### Stated task
Reproduce the forum discussion of TV shows that were canceled too soon word for word, from start to finish.

### Excerpted text
----------------

Terriers has been mentioned already, as has Firefly, Constantine, the Good Guys, The Sarah Connor Chronicles and Journeyman but I've got 2 that I liked a lot.


Human Target, despite being massively re-tooled in the second season which didn't make it as good was very fun. It was basically a throwback to shows like Magnum PI and MacGuyver where a guy helps people in trouble. Jackie Earl Halley was awesome in it.



Touching Evil
I enjoyed the poo poo out of this show, and it only got one season. At this point, I'd be happy for it to be on DVD or streaming. It was based on a show from the UK but was apparently very different.

Jeffrey Donovan plays an FBI profiler who gets shot in the head and ends up strange because of it. Also starring Vera Farmiga and Bradley Cooper in very early roles


One more:

Andy Richter Controls the Universe.

It was funny as poo poo and deserved to be on forever.

AFewBricksShy fucked around with this message at 20:13 on Sep 3, 2015

IRQ
Sep 9, 2001

SUCK A DICK, DUMBSHITS!

The Dark Project posted:

Space: Above and Beyond. Had really found its legs by the second season, but Fox pulled the rug out from under it so it could get Morgan and Wong back for the X-Files.

SABAB only had one season. And it got measurably worse by the end due to budget issues and the CG of the time (by the end you can literally see the actors miming recoil on their rifles and only having CG effects on 1 out of 5 shots). That's not a dig at the show, I loved it and recently rewatched it.


I'm also going to disagree with Firefly and Jericho. Firefly ended before it could get tremendously lovely, as Serenity very clearly showed us it would. Jericho just never could have had the budget to do what it wanted to do right, but that's not the fault of anyone involved but the network.

----------------

### Data section

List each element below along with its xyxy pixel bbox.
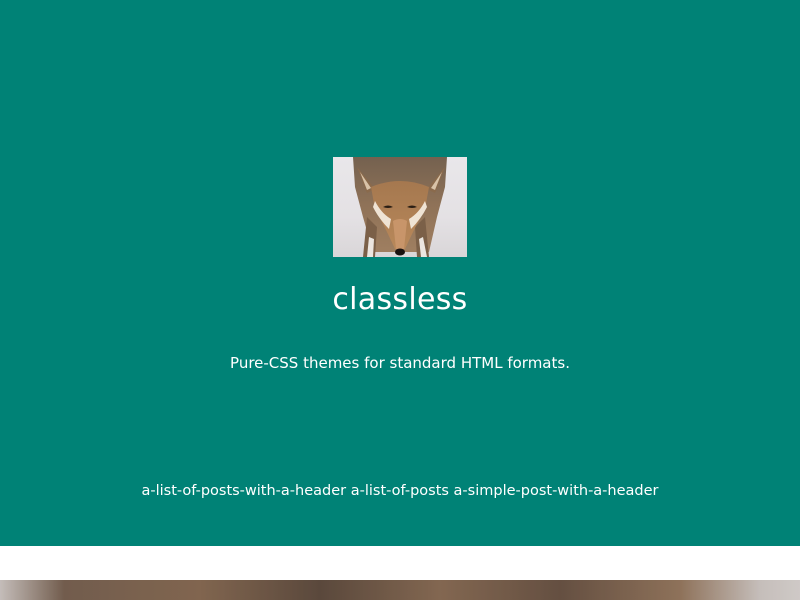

----------------

### Result of this task
Terriers has been mentioned already, as has Firefly, Constantine, the Good Guys, The Sarah Connor Chronicles and Journeyman but I've got 2 that I liked a lot.


Human Target, despite being massively re-tooled in the second season which didn't make it as good was very fun. It was basically a throwback to shows like Magnum PI and MacGuyver where a guy helps people in trouble. Jackie Earl Halley was awesome in it.



Touching Evil
I enjoyed the poo poo out of this show, and it only got one season. At this point, I'd be happy for it to be on DVD or streaming. It was based on a show from the UK but was apparently very different.

Jeffrey Donovan plays an FBI profiler who gets shot in the head and ends up strange because of it. Also starring Vera Farmiga and Bradley Cooper in very early roles


One more:

Andy Richter Controls the Universe.

It was funny as poo poo and deserved to be on forever.

AFewBricksShy fucked around with this message at 20:13 on Sep 3, 2015

IRQ
Sep 9, 2001

SUCK A DICK, DUMBSHITS!

The Dark Project posted:

Space: Above and Beyond. Had really found its legs by the second season, but Fox pulled the rug out from under it so it could get Morgan and Wong back for the X-Files.

SABAB only had one season. And it got measurably worse by the end due to budget issues and the CG of the time (by the end you can literally see the actors miming recoil on their rifles and only having CG effects on 1 out of 5 shots). That's not a dig at the show, I loved it and recently rewatched it.


I'm also going to disagree with Firefly and Jericho. Firefly ended before it could get tremendously lovely, as Serenity very clearly showed us it would. Jericho just never could have had the budget to do what it wanted to do right, but that's not the fault of anyone involved but the network.